## start

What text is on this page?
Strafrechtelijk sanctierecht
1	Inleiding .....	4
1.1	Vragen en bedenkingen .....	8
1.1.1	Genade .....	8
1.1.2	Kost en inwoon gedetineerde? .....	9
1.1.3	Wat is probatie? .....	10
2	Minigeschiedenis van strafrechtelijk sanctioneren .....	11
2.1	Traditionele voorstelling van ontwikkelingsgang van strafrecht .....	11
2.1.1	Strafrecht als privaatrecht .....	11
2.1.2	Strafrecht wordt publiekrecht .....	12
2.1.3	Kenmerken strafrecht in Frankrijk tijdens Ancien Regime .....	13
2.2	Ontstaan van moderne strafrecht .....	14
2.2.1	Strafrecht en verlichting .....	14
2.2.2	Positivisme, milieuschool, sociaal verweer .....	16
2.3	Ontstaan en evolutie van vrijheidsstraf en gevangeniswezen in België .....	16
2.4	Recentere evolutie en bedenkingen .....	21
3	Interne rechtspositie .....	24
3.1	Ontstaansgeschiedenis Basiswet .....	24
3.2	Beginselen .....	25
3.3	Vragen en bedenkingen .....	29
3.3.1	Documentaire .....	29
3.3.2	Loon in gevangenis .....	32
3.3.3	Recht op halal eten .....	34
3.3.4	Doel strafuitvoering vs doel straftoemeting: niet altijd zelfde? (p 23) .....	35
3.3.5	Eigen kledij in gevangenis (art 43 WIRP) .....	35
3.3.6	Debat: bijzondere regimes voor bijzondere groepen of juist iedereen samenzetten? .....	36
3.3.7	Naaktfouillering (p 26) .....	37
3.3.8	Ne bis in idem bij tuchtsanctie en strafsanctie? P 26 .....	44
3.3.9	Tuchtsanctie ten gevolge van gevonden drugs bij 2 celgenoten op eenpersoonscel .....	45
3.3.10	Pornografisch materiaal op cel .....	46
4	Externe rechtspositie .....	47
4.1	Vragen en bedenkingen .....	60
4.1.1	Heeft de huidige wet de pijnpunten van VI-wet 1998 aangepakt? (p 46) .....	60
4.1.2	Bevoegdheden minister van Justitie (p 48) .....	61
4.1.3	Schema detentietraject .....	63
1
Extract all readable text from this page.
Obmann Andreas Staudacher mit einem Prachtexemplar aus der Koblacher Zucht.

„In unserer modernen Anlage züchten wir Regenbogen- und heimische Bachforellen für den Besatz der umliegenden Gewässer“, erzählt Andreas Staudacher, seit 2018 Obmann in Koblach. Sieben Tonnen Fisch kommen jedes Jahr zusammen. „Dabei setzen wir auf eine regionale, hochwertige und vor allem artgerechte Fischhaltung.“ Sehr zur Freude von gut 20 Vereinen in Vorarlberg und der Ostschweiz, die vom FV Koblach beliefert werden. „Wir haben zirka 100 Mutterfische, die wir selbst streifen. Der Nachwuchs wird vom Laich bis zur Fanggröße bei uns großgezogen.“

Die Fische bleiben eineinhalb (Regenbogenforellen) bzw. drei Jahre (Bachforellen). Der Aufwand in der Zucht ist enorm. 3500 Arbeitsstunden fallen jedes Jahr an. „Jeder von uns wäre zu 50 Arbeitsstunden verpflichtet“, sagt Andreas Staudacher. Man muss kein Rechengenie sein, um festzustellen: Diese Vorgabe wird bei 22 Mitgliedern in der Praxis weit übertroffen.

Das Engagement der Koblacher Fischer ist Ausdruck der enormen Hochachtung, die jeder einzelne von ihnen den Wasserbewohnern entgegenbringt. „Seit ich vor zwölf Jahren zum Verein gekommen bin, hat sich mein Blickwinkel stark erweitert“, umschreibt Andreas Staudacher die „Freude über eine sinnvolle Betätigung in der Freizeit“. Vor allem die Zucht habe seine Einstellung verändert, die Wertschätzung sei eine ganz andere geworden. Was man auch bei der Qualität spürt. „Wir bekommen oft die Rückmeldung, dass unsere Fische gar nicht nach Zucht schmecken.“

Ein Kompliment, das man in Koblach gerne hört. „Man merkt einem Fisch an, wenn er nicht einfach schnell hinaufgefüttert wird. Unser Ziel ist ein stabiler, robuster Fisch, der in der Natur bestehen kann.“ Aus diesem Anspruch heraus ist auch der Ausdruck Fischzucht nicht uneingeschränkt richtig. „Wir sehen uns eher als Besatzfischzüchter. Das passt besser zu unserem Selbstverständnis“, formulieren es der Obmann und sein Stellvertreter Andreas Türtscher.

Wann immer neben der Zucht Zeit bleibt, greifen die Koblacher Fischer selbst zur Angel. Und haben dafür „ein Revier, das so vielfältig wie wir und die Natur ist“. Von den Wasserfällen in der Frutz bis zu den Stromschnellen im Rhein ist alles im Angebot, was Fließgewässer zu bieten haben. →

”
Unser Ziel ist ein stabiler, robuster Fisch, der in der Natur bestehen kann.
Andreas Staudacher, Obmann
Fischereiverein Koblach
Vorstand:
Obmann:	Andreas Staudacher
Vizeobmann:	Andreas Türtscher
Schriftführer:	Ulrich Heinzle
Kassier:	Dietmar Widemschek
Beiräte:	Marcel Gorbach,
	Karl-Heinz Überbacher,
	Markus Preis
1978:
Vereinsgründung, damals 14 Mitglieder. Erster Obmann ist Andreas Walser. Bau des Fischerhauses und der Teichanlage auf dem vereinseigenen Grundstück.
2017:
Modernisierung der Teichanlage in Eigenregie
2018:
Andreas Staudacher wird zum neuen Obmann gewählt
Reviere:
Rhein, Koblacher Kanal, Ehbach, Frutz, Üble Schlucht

## end

__Exercise aim__. Repeat the data above exactly.

__In response__.
What text is on this page?
Strafrechtelijk sanctierecht
1	Inleiding .....	4
1.1	Vragen en bedenkingen .....	8
1.1.1	Genade .....	8
1.1.2	Kost en inwoon gedetineerde? .....	9
1.1.3	Wat is probatie? .....	10
2	Minigeschiedenis van strafrechtelijk sanctioneren .....	11
2.1	Traditionele voorstelling van ontwikkelingsgang van strafrecht .....	11
2.1.1	Strafrecht als privaatrecht .....	11
2.1.2	Strafrecht wordt publiekrecht .....	12
2.1.3	Kenmerken strafrecht in Frankrijk tijdens Ancien Regime .....	13
2.2	Ontstaan van moderne strafrecht .....	14
2.2.1	Strafrecht en verlichting .....	14
2.2.2	Positivisme, milieuschool, sociaal verweer .....	16
2.3	Ontstaan en evolutie van vrijheidsstraf en gevangeniswezen in België .....	16
2.4	Recentere evolutie en bedenkingen .....	21
3	Interne rechtspositie .....	24
3.1	Ontstaansgeschiedenis Basiswet .....	24
3.2	Beginselen .....	25
3.3	Vragen en bedenkingen .....	29
3.3.1	Documentaire .....	29
3.3.2	Loon in gevangenis .....	32
3.3.3	Recht op halal eten .....	34
3.3.4	Doel strafuitvoering vs doel straftoemeting: niet altijd zelfde? (p 23) .....	35
3.3.5	Eigen kledij in gevangenis (art 43 WIRP) .....	35
3.3.6	Debat: bijzondere regimes voor bijzondere groepen of juist iedereen samenzetten? .....	36
3.3.7	Naaktfouillering (p 26) .....	37
3.3.8	Ne bis in idem bij tuchtsanctie en strafsanctie? P 26 .....	44
3.3.9	Tuchtsanctie ten gevolge van gevonden drugs bij 2 celgenoten op eenpersoonscel .....	45
3.3.10	Pornografisch materiaal op cel .....	46
4	Externe rechtspositie .....	47
4.1	Vragen en bedenkingen .....	60
4.1.1	Heeft de huidige wet de pijnpunten van VI-wet 1998 aangepakt? (p 46) .....	60
4.1.2	Bevoegdheden minister van Justitie (p 48) .....	61
4.1.3	Schema detentietraject .....	63
1
Extract all readable text from this page.
Obmann Andreas Staudacher mit einem Prachtexemplar aus der Koblacher Zucht.

„In unserer modernen Anlage züchten wir Regenbogen- und heimische Bachforellen für den Besatz der umliegenden Gewässer“, erzählt Andreas Staudacher, seit 2018 Obmann in Koblach. Sieben Tonnen Fisch kommen jedes Jahr zusammen. „Dabei setzen wir auf eine regionale, hochwertige und vor allem artgerechte Fischhaltung.“ Sehr zur Freude von gut 20 Vereinen in Vorarlberg und der Ostschweiz, die vom FV Koblach beliefert werden. „Wir haben zirka 100 Mutterfische, die wir selbst streifen. Der Nachwuchs wird vom Laich bis zur Fanggröße bei uns großgezogen.“

Die Fische bleiben eineinhalb (Regenbogenforellen) bzw. drei Jahre (Bachforellen). Der Aufwand in der Zucht ist enorm. 3500 Arbeitsstunden fallen jedes Jahr an. „Jeder von uns wäre zu 50 Arbeitsstunden verpflichtet“, sagt Andreas Staudacher. Man muss kein Rechengenie sein, um festzustellen: Diese Vorgabe wird bei 22 Mitgliedern in der Praxis weit übertroffen.

Das Engagement der Koblacher Fischer ist Ausdruck der enormen Hochachtung, die jeder einzelne von ihnen den Wasserbewohnern entgegenbringt. „Seit ich vor zwölf Jahren zum Verein gekommen bin, hat sich mein Blickwinkel stark erweitert“, umschreibt Andreas Staudacher die „Freude über eine sinnvolle Betätigung in der Freizeit“. Vor allem die Zucht habe seine Einstellung verändert, die Wertschätzung sei eine ganz andere geworden. Was man auch bei der Qualität spürt. „Wir bekommen oft die Rückmeldung, dass unsere Fische gar nicht nach Zucht schmecken.“

Ein Kompliment, das man in Koblach gerne hört. „Man merkt einem Fisch an, wenn er nicht einfach schnell hinaufgefüttert wird. Unser Ziel ist ein stabiler, robuster Fisch, der in der Natur bestehen kann.“ Aus diesem Anspruch heraus ist auch der Ausdruck Fischzucht nicht uneingeschränkt richtig. „Wir sehen uns eher als Besatzfischzüchter. Das passt besser zu unserem Selbstverständnis“, formulieren es der Obmann und sein Stellvertreter Andreas Türtscher.

Wann immer neben der Zucht Zeit bleibt, greifen die Koblacher Fischer selbst zur Angel. Und haben dafür „ein Revier, das so vielfältig wie wir und die Natur ist“. Von den Wasserfällen in der Frutz bis zu den Stromschnellen im Rhein ist alles im Angebot, was Fließgewässer zu bieten haben. →

”
Unser Ziel ist ein stabiler, robuster Fisch, der in der Natur bestehen kann.
Andreas Staudacher, Obmann
Fischereiverein Koblach
Vorstand:
Obmann:	Andreas Staudacher
Vizeobmann:	Andreas Türtscher
Schriftführer:	Ulrich Heinzle
Kassier:	Dietmar Widemschek
Beiräte:	Marcel Gorbach,
	Karl-Heinz Überbacher,
	Markus Preis
1978:
Vereinsgründung, damals 14 Mitglieder. Erster Obmann ist Andreas Walser. Bau des Fischerhauses und der Teichanlage auf dem vereinseigenen Grundstück.
2017:
Modernisierung der Teichanlage in Eigenregie
2018:
Andreas Staudacher wird zum neuen Obmann gewählt
Reviere:
Rhein, Koblacher Kanal, Ehbach, Frutz, Üble Schlucht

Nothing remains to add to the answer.